Copy out the data below verbatim.

═════ MATERIAL SUPPLIED

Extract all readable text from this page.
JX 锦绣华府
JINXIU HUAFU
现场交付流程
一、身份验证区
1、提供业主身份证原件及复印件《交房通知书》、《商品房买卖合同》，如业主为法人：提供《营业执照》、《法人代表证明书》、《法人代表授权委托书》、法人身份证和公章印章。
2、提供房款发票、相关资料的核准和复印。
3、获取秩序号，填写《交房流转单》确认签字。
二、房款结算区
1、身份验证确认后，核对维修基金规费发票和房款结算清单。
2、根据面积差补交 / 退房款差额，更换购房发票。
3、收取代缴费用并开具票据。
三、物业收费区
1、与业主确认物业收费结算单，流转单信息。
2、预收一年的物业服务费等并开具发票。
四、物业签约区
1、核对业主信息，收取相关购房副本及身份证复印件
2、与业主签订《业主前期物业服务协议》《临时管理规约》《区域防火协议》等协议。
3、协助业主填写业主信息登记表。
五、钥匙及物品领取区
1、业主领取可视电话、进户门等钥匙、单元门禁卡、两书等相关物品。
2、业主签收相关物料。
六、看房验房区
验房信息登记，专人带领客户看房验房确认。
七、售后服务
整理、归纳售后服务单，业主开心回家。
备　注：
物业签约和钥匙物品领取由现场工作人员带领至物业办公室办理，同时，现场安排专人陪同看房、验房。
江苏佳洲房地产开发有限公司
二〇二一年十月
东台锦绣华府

══════════

* **RESULT BELOW**:
Extract all readable text from this page.
JX 锦绣华府
JINXIU HUAFU
现场交付流程
一、身份验证区
1、提供业主身份证原件及复印件《交房通知书》、《商品房买卖合同》，如业主为法人：提供《营业执照》、《法人代表证明书》、《法人代表授权委托书》、法人身份证和公章印章。
2、提供房款发票、相关资料的核准和复印。
3、获取秩序号，填写《交房流转单》确认签字。
二、房款结算区
1、身份验证确认后，核对维修基金规费发票和房款结算清单。
2、根据面积差补交 / 退房款差额，更换购房发票。
3、收取代缴费用并开具票据。
三、物业收费区
1、与业主确认物业收费结算单，流转单信息。
2、预收一年的物业服务费等并开具发票。
四、物业签约区
1、核对业主信息，收取相关购房副本及身份证复印件
2、与业主签订《业主前期物业服务协议》《临时管理规约》《区域防火协议》等协议。
3、协助业主填写业主信息登记表。
五、钥匙及物品领取区
1、业主领取可视电话、进户门等钥匙、单元门禁卡、两书等相关物品。
2、业主签收相关物料。
六、看房验房区
验房信息登记，专人带领客户看房验房确认。
七、售后服务
整理、归纳售后服务单，业主开心回家。
备　注：
物业签约和钥匙物品领取由现场工作人员带领至物业办公室办理，同时，现场安排专人陪同看房、验房。
江苏佳洲房地产开发有限公司
二〇二一年十月
东台锦绣华府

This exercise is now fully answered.